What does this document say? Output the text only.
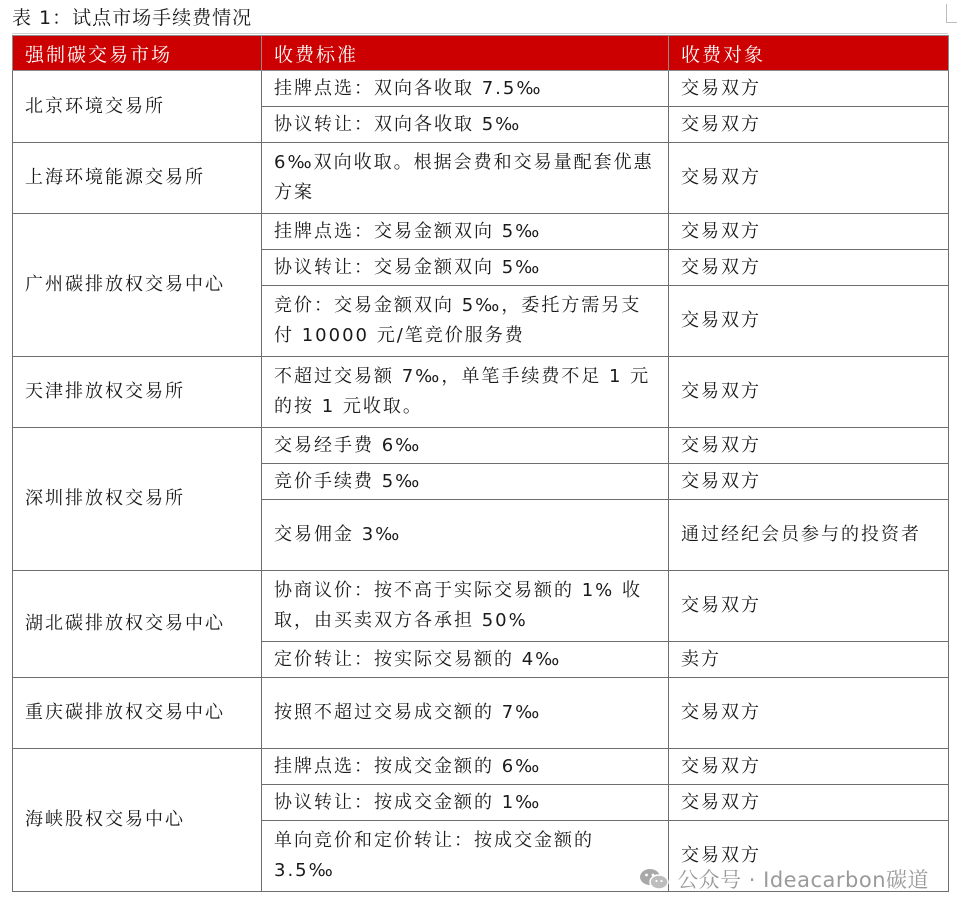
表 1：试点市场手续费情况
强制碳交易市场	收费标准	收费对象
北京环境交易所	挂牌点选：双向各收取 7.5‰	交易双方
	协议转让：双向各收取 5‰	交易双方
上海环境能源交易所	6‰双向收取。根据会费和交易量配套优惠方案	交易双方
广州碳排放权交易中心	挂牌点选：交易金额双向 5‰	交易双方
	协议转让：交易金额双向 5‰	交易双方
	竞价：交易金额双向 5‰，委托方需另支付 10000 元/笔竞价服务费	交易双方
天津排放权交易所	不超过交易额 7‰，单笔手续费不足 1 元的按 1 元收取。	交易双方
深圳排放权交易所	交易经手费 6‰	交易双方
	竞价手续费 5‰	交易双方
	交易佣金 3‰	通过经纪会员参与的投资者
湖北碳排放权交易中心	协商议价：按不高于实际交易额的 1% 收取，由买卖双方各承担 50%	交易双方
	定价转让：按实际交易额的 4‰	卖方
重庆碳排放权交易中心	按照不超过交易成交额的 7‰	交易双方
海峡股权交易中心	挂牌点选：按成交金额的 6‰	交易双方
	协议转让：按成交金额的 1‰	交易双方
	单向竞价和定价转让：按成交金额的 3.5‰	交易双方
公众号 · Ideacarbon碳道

===============

Will you set down the records word for word while leaving out every picture?

▸ ANSWER FOR THIS EXERCISE:
What does this document say? Output the text only.
表 1：试点市场手续费情况
强制碳交易市场	收费标准	收费对象
北京环境交易所	挂牌点选：双向各收取 7.5‰	交易双方
	协议转让：双向各收取 5‰	交易双方
上海环境能源交易所	6‰双向收取。根据会费和交易量配套优惠方案	交易双方
广州碳排放权交易中心	挂牌点选：交易金额双向 5‰	交易双方
	协议转让：交易金额双向 5‰	交易双方
	竞价：交易金额双向 5‰，委托方需另支付 10000 元/笔竞价服务费	交易双方
天津排放权交易所	不超过交易额 7‰，单笔手续费不足 1 元的按 1 元收取。	交易双方
深圳排放权交易所	交易经手费 6‰	交易双方
	竞价手续费 5‰	交易双方
	交易佣金 3‰	通过经纪会员参与的投资者
湖北碳排放权交易中心	协商议价：按不高于实际交易额的 1% 收取，由买卖双方各承担 50%	交易双方
	定价转让：按实际交易额的 4‰	卖方
重庆碳排放权交易中心	按照不超过交易成交额的 7‰	交易双方
海峡股权交易中心	挂牌点选：按成交金额的 6‰	交易双方
	协议转让：按成交金额的 1‰	交易双方
	单向竞价和定价转让：按成交金额的 3.5‰	交易双方
公众号 · Ideacarbon碳道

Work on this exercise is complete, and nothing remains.